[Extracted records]

-*-

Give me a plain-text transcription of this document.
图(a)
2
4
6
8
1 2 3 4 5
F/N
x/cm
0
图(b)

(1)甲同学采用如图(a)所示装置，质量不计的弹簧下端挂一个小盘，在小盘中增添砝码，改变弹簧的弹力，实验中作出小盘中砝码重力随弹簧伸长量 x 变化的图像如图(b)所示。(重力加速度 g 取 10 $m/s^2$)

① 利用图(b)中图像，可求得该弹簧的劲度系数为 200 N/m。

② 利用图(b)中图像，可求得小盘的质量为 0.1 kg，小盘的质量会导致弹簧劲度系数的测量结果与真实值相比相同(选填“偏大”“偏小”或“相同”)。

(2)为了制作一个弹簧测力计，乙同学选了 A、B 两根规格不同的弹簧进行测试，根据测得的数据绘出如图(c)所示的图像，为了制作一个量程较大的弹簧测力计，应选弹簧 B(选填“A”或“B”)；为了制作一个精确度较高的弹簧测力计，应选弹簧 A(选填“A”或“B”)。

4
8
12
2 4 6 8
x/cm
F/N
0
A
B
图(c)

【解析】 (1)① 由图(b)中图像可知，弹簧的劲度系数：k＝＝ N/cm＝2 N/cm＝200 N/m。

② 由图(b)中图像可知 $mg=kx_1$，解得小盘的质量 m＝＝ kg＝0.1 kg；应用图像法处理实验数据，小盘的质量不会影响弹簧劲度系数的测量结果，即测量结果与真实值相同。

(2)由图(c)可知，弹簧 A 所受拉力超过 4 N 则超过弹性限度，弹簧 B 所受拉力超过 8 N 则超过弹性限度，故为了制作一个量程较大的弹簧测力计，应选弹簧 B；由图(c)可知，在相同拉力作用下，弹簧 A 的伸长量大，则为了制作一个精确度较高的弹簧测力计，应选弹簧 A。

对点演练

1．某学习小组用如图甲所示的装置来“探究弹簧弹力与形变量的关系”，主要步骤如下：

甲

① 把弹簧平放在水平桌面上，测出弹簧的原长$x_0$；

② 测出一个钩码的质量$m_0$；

-*-

GIVEN PROBLEM. Word for word, extract all the records.

RESPONSE.
Give me a plain-text transcription of this document.
图(a)
2
4
6
8
1 2 3 4 5
F/N
x/cm
0
图(b)

(1)甲同学采用如图(a)所示装置，质量不计的弹簧下端挂一个小盘，在小盘中增添砝码，改变弹簧的弹力，实验中作出小盘中砝码重力随弹簧伸长量 x 变化的图像如图(b)所示。(重力加速度 g 取 10 $m/s^2$)

① 利用图(b)中图像，可求得该弹簧的劲度系数为 200 N/m。

② 利用图(b)中图像，可求得小盘的质量为 0.1 kg，小盘的质量会导致弹簧劲度系数的测量结果与真实值相比相同(选填“偏大”“偏小”或“相同”)。

(2)为了制作一个弹簧测力计，乙同学选了 A、B 两根规格不同的弹簧进行测试，根据测得的数据绘出如图(c)所示的图像，为了制作一个量程较大的弹簧测力计，应选弹簧 B(选填“A”或“B”)；为了制作一个精确度较高的弹簧测力计，应选弹簧 A(选填“A”或“B”)。

4
8
12
2 4 6 8
x/cm
F/N
0
A
B
图(c)

【解析】 (1)① 由图(b)中图像可知，弹簧的劲度系数：k＝＝ N/cm＝2 N/cm＝200 N/m。

② 由图(b)中图像可知 $mg=kx_1$，解得小盘的质量 m＝＝ kg＝0.1 kg；应用图像法处理实验数据，小盘的质量不会影响弹簧劲度系数的测量结果，即测量结果与真实值相同。

(2)由图(c)可知，弹簧 A 所受拉力超过 4 N 则超过弹性限度，弹簧 B 所受拉力超过 8 N 则超过弹性限度，故为了制作一个量程较大的弹簧测力计，应选弹簧 B；由图(c)可知，在相同拉力作用下，弹簧 A 的伸长量大，则为了制作一个精确度较高的弹簧测力计，应选弹簧 A。

对点演练

1．某学习小组用如图甲所示的装置来“探究弹簧弹力与形变量的关系”，主要步骤如下：

甲

① 把弹簧平放在水平桌面上，测出弹簧的原长$x_0$；

② 测出一个钩码的质量$m_0$；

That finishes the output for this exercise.